**DIRECTIVE**: Restate the entries below word for word, omitting nothing.
==================================================
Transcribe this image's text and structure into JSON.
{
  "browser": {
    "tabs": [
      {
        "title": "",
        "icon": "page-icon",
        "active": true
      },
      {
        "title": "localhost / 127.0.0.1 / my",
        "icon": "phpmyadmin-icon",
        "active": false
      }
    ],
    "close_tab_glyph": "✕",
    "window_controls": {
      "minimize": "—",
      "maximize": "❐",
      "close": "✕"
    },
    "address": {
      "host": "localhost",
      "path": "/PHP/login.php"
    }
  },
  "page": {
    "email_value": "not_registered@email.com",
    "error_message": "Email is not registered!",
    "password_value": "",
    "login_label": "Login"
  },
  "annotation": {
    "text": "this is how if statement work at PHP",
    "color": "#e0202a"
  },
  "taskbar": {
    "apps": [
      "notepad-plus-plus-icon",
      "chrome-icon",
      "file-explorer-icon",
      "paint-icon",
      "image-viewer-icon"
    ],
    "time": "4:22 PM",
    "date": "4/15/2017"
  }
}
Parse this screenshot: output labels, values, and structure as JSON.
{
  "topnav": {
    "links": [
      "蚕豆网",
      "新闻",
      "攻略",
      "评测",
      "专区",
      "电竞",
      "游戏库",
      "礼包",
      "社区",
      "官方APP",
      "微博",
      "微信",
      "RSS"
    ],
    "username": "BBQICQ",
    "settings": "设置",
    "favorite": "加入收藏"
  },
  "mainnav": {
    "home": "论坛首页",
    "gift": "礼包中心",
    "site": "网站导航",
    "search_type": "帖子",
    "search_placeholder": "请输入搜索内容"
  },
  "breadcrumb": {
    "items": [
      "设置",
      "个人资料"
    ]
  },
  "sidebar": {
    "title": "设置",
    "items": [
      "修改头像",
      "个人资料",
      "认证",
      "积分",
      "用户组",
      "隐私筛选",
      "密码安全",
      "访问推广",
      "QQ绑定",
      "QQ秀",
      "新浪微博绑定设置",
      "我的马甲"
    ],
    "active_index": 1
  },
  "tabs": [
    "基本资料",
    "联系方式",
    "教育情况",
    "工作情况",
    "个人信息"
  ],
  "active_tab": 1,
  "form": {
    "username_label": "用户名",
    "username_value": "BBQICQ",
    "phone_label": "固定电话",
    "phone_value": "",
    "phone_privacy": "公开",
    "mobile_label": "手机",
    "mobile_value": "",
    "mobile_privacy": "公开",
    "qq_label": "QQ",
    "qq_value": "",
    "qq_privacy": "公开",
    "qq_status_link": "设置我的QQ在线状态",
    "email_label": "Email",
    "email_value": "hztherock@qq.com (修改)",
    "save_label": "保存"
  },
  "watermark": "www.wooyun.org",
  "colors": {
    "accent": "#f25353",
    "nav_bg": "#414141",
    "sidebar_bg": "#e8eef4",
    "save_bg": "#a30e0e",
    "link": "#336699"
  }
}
==================================================
**RESULT FOR THIS TASK**:
Transcribe this image's text and structure into JSON.
{
  "browser": {
    "tabs": [
      {
        "title": "",
        "icon": "page-icon",
        "active": true
      },
      {
        "title": "localhost / 127.0.0.1 / my",
        "icon": "phpmyadmin-icon",
        "active": false
      }
    ],
    "close_tab_glyph": "✕",
    "window_controls": {
      "minimize": "—",
      "maximize": "❐",
      "close": "✕"
    },
    "address": {
      "host": "localhost",
      "path": "/PHP/login.php"
    }
  },
  "page": {
    "email_value": "not_registered@email.com",
    "error_message": "Email is not registered!",
    "password_value": "",
    "login_label": "Login"
  },
  "annotation": {
    "text": "this is how if statement work at PHP",
    "color": "#e0202a"
  },
  "taskbar": {
    "apps": [
      "notepad-plus-plus-icon",
      "chrome-icon",
      "file-explorer-icon",
      "paint-icon",
      "image-viewer-icon"
    ],
    "time": "4:22 PM",
    "date": "4/15/2017"
  }
}
Parse this screenshot: output labels, values, and structure as JSON.
{
  "topnav": {
    "links": [
      "蚕豆网",
      "新闻",
      "攻略",
      "评测",
      "专区",
      "电竞",
      "游戏库",
      "礼包",
      "社区",
      "官方APP",
      "微博",
      "微信",
      "RSS"
    ],
    "username": "BBQICQ",
    "settings": "设置",
    "favorite": "加入收藏"
  },
  "mainnav": {
    "home": "论坛首页",
    "gift": "礼包中心",
    "site": "网站导航",
    "search_type": "帖子",
    "search_placeholder": "请输入搜索内容"
  },
  "breadcrumb": {
    "items": [
      "设置",
      "个人资料"
    ]
  },
  "sidebar": {
    "title": "设置",
    "items": [
      "修改头像",
      "个人资料",
      "认证",
      "积分",
      "用户组",
      "隐私筛选",
      "密码安全",
      "访问推广",
      "QQ绑定",
      "QQ秀",
      "新浪微博绑定设置",
      "我的马甲"
    ],
    "active_index": 1
  },
  "tabs": [
    "基本资料",
    "联系方式",
    "教育情况",
    "工作情况",
    "个人信息"
  ],
  "active_tab": 1,
  "form": {
    "username_label": "用户名",
    "username_value": "BBQICQ",
    "phone_label": "固定电话",
    "phone_value": "",
    "phone_privacy": "公开",
    "mobile_label": "手机",
    "mobile_value": "",
    "mobile_privacy": "公开",
    "qq_label": "QQ",
    "qq_value": "",
    "qq_privacy": "公开",
    "qq_status_link": "设置我的QQ在线状态",
    "email_label": "Email",
    "email_value": "hztherock@qq.com (修改)",
    "save_label": "保存"
  },
  "watermark": "www.wooyun.org",
  "colors": {
    "accent": "#f25353",
    "nav_bg": "#414141",
    "sidebar_bg": "#e8eef4",
    "save_bg": "#a30e0e",
    "link": "#336699"
  }
}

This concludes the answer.